=== Raw records ===

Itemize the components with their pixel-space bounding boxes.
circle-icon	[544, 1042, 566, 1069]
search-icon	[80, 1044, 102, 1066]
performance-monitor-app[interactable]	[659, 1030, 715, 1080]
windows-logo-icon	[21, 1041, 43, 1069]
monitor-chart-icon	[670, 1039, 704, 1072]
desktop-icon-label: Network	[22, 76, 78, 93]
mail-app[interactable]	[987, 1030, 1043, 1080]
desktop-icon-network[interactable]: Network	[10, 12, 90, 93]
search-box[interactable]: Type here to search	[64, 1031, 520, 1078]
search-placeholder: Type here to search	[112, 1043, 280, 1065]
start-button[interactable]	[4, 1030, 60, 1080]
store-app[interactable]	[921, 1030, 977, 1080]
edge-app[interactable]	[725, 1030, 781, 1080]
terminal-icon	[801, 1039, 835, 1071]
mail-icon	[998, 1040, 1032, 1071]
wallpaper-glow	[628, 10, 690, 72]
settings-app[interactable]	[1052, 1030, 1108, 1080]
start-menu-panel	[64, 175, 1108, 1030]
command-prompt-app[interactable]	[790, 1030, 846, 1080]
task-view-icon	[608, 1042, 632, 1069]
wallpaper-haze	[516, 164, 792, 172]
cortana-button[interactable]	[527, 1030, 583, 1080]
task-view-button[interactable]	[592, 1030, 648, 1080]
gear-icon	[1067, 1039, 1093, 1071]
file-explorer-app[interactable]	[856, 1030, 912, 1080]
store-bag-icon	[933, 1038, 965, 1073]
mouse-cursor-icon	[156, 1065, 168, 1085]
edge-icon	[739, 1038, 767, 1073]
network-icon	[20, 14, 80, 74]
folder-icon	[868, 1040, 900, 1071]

===

__Exercise prompt__
Relabel the data by changing every "interactable" to "clickable", and keep everything else the same.

__Correct response__
Itemize the components with their pixel-space bounding boxes.
circle-icon	[544, 1042, 566, 1069]
search-icon	[80, 1044, 102, 1066]
performance-monitor-app[clickable]	[659, 1030, 715, 1080]
windows-logo-icon	[21, 1041, 43, 1069]
monitor-chart-icon	[670, 1039, 704, 1072]
desktop-icon-label: Network	[22, 76, 78, 93]
mail-app[clickable]	[987, 1030, 1043, 1080]
desktop-icon-network[clickable]: Network	[10, 12, 90, 93]
search-box[clickable]: Type here to search	[64, 1031, 520, 1078]
search-placeholder: Type here to search	[112, 1043, 280, 1065]
start-button[clickable]	[4, 1030, 60, 1080]
store-app[clickable]	[921, 1030, 977, 1080]
edge-app[clickable]	[725, 1030, 781, 1080]
terminal-icon	[801, 1039, 835, 1071]
mail-icon	[998, 1040, 1032, 1071]
wallpaper-glow	[628, 10, 690, 72]
settings-app[clickable]	[1052, 1030, 1108, 1080]
start-menu-panel	[64, 175, 1108, 1030]
command-prompt-app[clickable]	[790, 1030, 846, 1080]
task-view-icon	[608, 1042, 632, 1069]
wallpaper-haze	[516, 164, 792, 172]
cortana-button[clickable]	[527, 1030, 583, 1080]
task-view-button[clickable]	[592, 1030, 648, 1080]
gear-icon	[1067, 1039, 1093, 1071]
file-explorer-app[clickable]	[856, 1030, 912, 1080]
store-bag-icon	[933, 1038, 965, 1073]
mouse-cursor-icon	[156, 1065, 168, 1085]
edge-icon	[739, 1038, 767, 1073]
network-icon	[20, 14, 80, 74]
folder-icon	[868, 1040, 900, 1071]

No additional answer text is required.